Stored entries
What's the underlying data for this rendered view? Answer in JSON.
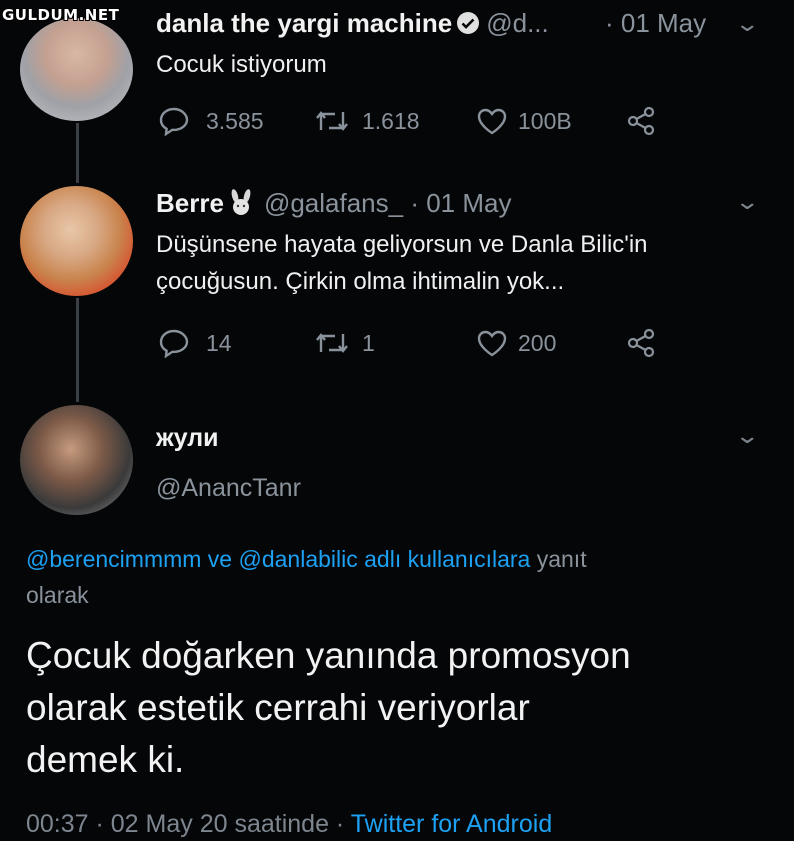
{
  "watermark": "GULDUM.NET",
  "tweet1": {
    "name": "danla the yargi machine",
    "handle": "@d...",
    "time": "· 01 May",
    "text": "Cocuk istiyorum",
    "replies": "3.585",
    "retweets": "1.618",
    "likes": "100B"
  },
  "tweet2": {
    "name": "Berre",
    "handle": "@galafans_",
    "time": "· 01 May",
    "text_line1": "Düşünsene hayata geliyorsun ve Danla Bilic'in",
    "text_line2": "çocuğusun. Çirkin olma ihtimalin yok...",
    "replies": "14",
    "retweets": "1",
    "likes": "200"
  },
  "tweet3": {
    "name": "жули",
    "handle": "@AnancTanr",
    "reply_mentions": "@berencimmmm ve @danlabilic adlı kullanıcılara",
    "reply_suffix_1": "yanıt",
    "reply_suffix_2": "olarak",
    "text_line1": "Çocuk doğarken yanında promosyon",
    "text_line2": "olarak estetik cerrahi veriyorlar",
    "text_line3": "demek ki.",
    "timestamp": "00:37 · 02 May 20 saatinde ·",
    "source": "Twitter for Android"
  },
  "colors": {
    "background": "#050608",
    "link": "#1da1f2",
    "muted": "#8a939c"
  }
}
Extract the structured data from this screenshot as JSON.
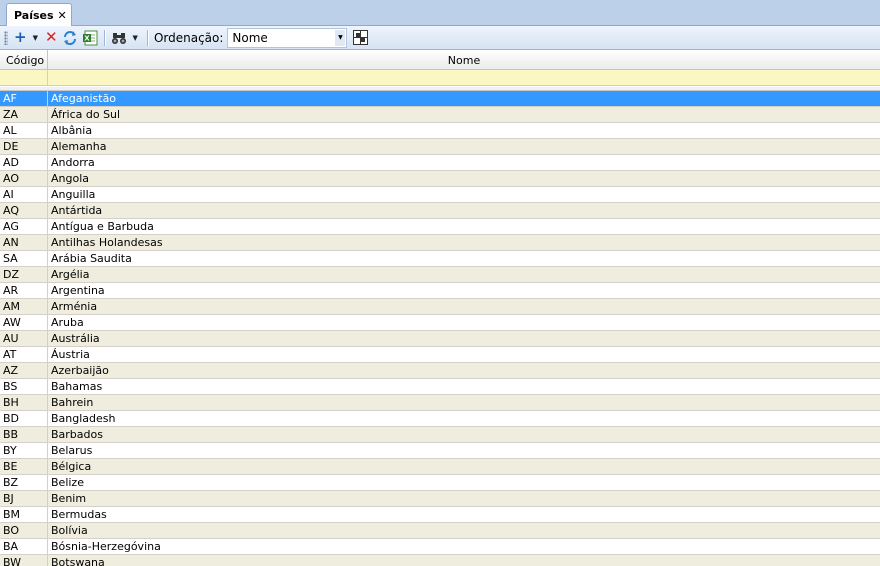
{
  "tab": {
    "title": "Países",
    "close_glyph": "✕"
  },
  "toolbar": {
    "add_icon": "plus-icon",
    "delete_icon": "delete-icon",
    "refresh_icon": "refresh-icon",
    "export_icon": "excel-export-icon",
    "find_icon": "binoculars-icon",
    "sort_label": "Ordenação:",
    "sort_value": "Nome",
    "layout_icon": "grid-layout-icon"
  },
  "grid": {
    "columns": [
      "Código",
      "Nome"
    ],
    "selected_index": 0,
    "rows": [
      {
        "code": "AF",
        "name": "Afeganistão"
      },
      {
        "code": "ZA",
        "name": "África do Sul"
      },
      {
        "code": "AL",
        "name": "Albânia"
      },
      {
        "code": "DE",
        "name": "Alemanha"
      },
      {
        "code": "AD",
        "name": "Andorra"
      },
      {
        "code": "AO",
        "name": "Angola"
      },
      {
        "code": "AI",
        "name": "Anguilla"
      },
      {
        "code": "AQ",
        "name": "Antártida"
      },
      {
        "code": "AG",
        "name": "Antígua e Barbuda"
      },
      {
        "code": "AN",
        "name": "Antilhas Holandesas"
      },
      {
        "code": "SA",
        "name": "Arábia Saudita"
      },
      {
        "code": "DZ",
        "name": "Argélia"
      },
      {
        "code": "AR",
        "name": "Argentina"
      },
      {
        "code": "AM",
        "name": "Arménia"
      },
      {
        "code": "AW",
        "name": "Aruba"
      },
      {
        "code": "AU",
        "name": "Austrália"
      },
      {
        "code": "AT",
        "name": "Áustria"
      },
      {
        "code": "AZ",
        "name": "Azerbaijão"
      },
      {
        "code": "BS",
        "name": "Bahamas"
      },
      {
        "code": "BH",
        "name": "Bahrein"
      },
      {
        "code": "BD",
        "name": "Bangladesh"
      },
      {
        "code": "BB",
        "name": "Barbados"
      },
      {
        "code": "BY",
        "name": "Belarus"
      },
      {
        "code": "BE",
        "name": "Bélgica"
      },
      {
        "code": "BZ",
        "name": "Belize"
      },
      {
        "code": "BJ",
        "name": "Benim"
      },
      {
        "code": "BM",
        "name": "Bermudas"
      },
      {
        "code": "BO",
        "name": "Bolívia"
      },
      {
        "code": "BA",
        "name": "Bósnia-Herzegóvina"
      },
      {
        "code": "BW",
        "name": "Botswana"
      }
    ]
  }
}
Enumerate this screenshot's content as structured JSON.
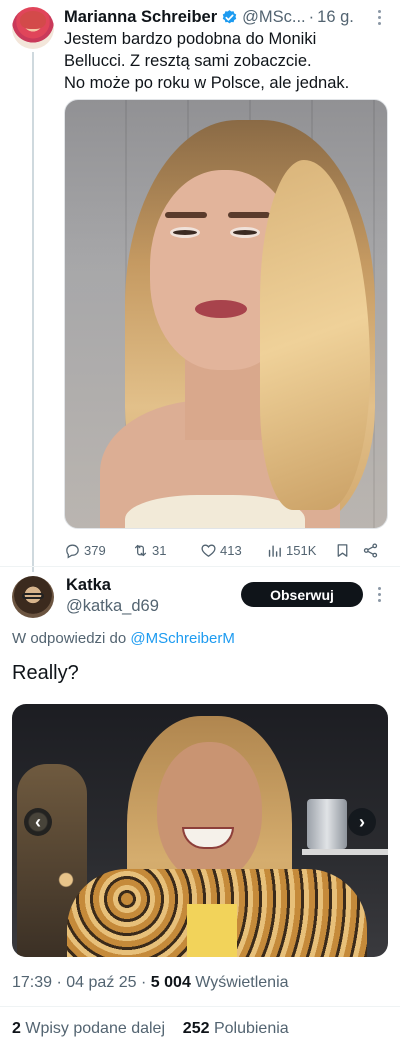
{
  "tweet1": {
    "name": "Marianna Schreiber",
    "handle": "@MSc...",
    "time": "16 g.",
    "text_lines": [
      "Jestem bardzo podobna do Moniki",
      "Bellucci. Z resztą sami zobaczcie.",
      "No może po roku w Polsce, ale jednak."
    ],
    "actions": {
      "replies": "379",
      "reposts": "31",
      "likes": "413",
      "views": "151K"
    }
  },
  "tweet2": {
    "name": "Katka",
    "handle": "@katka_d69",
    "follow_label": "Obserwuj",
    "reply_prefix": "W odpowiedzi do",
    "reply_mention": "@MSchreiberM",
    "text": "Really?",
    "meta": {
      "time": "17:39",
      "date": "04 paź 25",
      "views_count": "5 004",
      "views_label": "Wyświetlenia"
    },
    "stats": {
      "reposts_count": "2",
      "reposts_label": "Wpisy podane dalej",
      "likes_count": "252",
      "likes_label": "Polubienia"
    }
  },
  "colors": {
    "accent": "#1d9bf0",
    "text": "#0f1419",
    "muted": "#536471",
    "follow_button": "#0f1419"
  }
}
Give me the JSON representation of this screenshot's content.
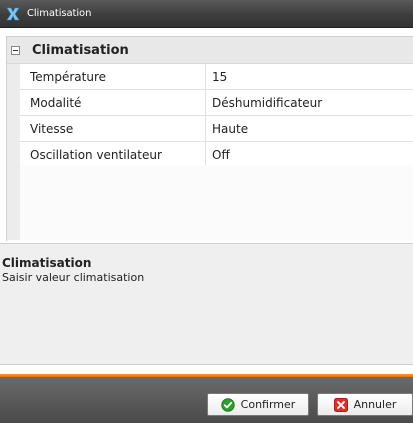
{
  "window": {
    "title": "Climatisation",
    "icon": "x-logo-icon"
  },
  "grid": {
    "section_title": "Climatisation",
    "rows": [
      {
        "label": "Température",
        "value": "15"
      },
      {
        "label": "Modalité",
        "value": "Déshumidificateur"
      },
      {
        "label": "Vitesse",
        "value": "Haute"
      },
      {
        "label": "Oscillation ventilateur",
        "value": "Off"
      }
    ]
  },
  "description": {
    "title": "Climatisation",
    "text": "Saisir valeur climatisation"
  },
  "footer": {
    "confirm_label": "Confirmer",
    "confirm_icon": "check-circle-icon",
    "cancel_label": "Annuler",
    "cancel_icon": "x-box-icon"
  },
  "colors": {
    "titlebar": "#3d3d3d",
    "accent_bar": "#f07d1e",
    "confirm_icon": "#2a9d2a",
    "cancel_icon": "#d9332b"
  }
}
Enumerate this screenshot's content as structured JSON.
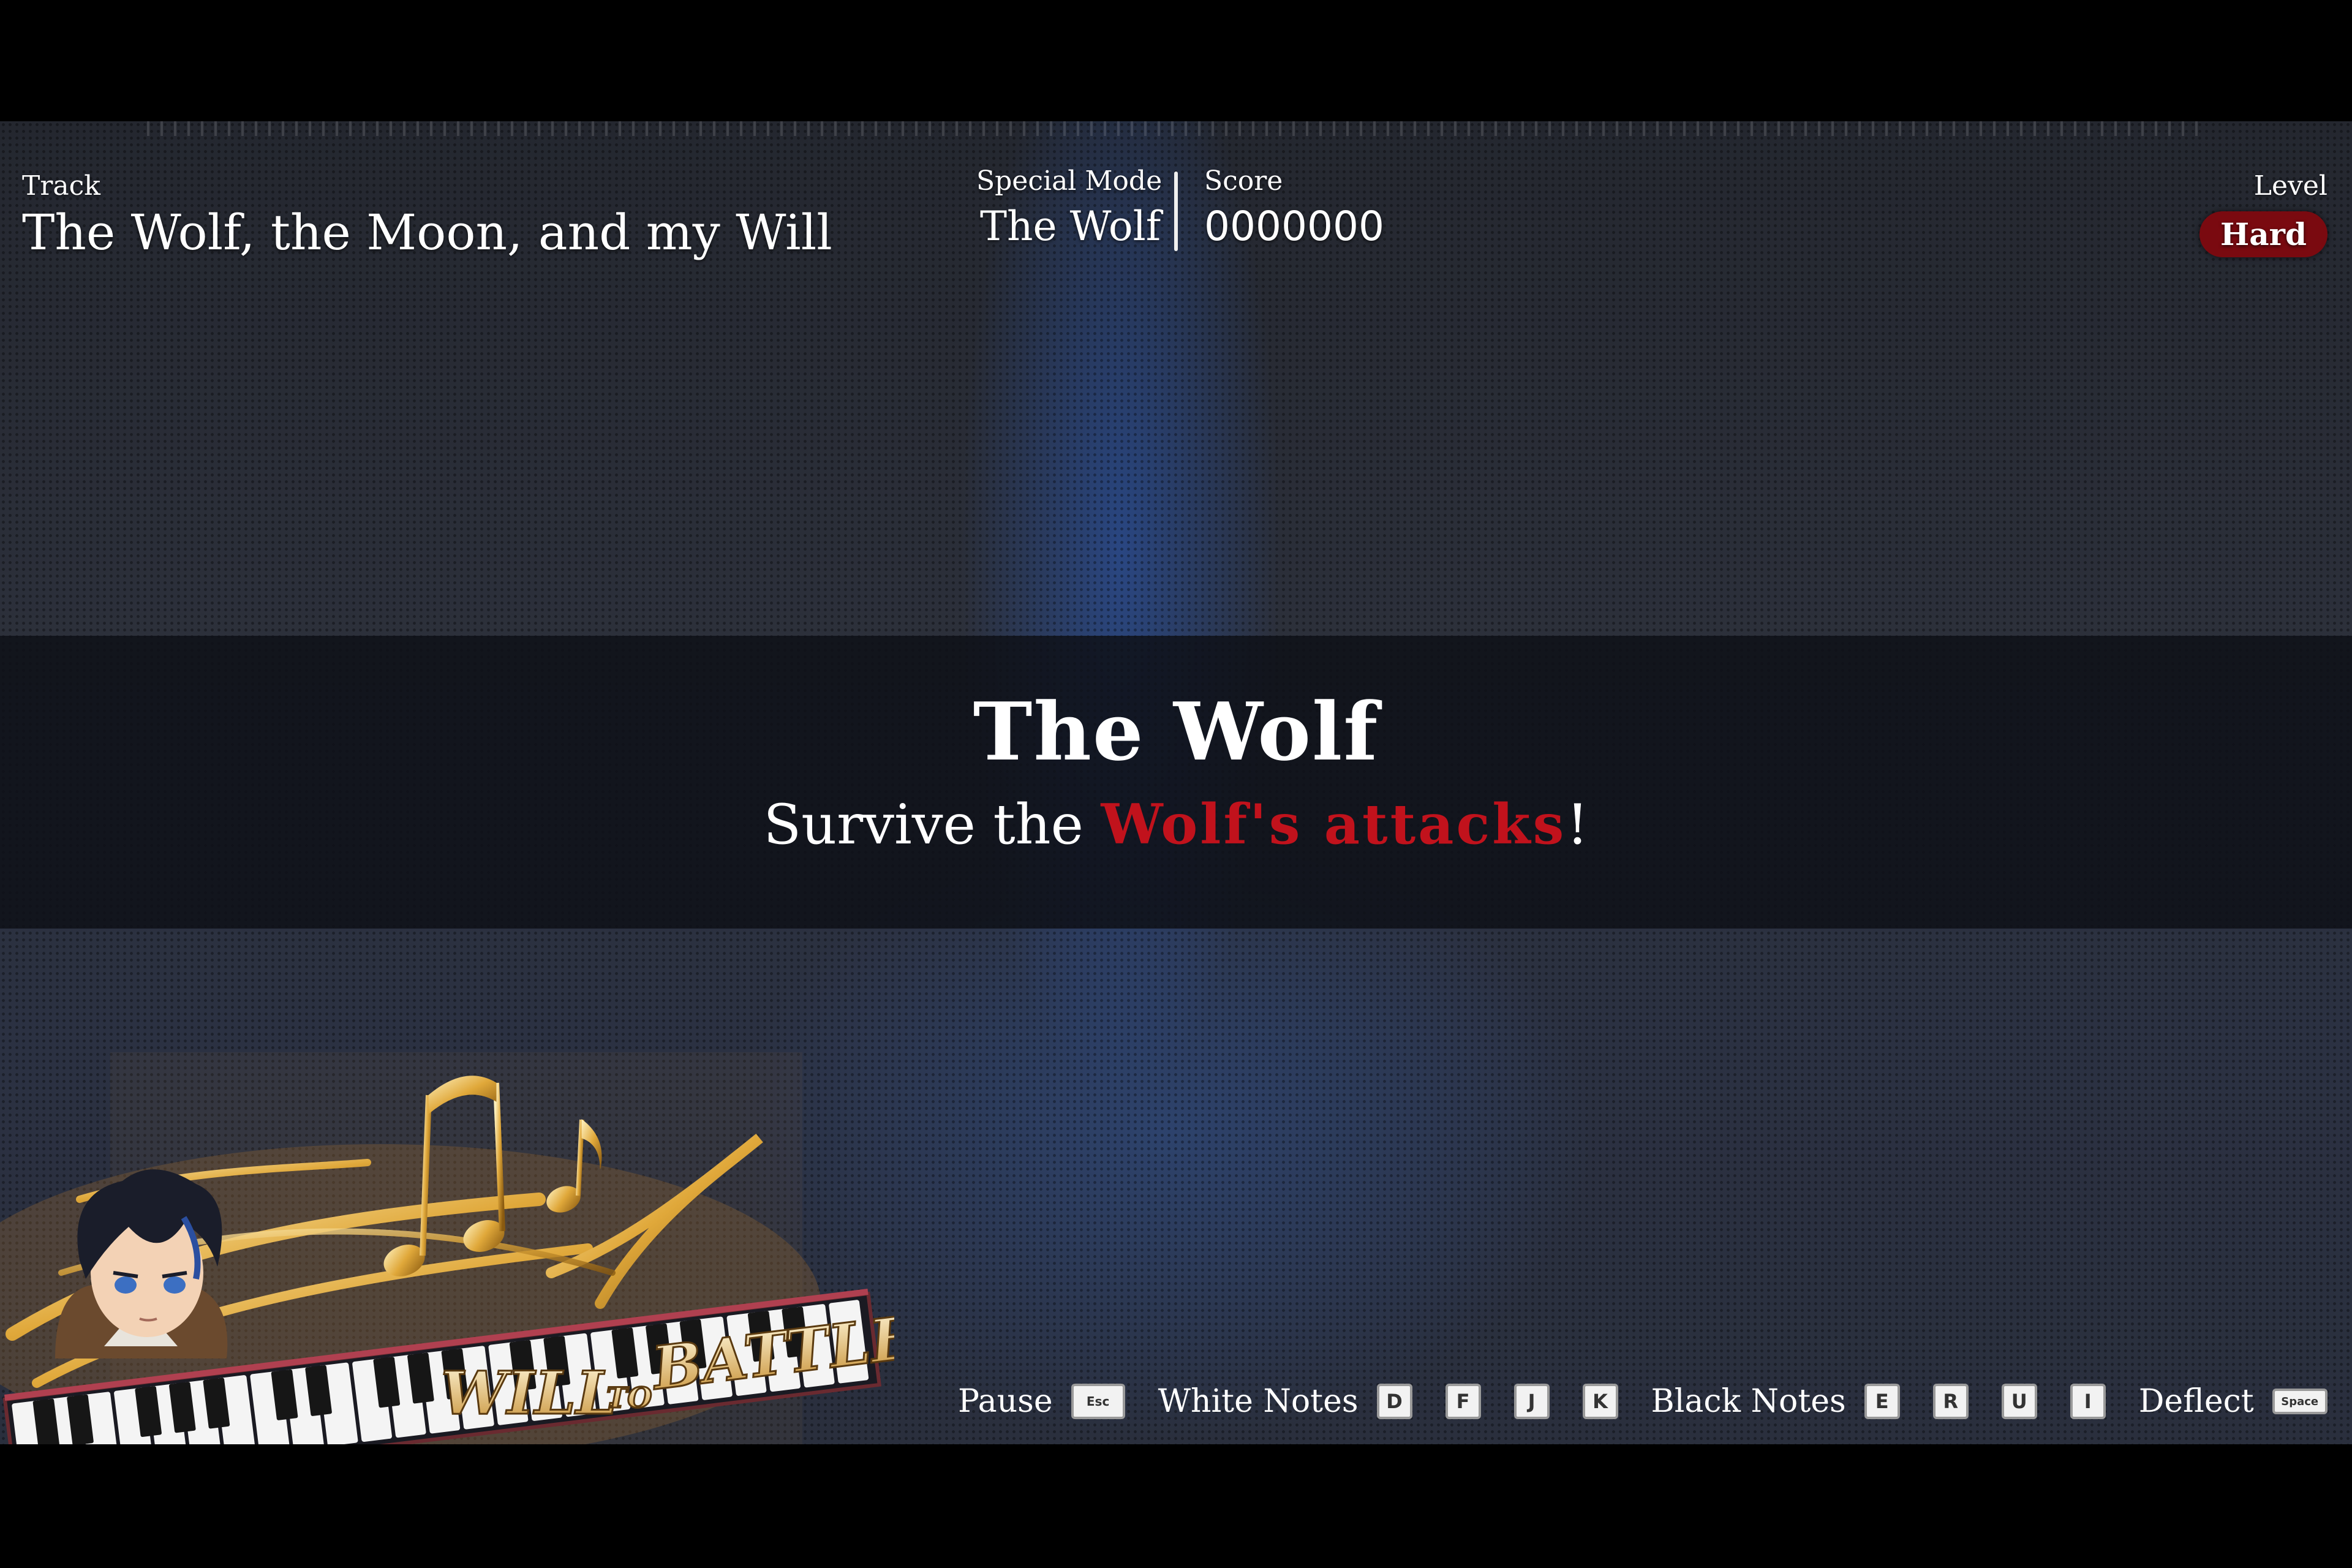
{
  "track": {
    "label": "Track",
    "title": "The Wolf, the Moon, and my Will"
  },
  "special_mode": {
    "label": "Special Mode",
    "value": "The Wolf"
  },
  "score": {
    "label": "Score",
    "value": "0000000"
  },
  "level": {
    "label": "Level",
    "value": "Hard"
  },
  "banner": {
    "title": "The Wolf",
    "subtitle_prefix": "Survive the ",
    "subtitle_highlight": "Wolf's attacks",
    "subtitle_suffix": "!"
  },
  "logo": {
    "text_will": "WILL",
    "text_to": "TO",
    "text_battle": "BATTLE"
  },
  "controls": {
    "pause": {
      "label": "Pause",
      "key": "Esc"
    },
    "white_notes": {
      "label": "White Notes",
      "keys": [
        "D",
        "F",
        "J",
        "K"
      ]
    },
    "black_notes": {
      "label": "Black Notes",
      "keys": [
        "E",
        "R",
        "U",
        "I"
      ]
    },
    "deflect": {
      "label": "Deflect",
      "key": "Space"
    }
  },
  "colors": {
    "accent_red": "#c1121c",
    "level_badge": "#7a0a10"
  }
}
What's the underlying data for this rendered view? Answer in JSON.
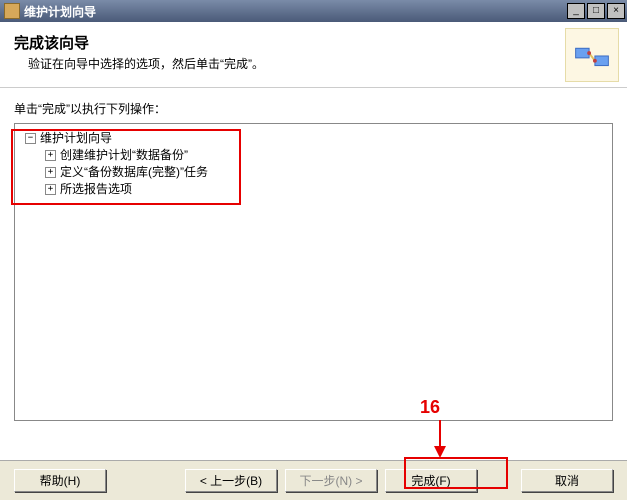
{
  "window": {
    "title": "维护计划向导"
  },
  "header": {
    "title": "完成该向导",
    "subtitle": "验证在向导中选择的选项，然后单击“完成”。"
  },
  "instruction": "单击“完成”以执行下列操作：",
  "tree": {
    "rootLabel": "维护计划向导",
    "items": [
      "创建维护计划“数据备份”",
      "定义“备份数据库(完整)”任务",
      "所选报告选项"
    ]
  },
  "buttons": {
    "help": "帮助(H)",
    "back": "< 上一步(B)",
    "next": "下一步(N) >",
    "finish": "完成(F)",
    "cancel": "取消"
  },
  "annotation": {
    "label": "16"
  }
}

§ **Problem details**
Pick out and copy the lines of the entries that hold the string "replies".

§ **Response below**
    "replies": "3.585",
    "replies": "14",
      "replies": "379",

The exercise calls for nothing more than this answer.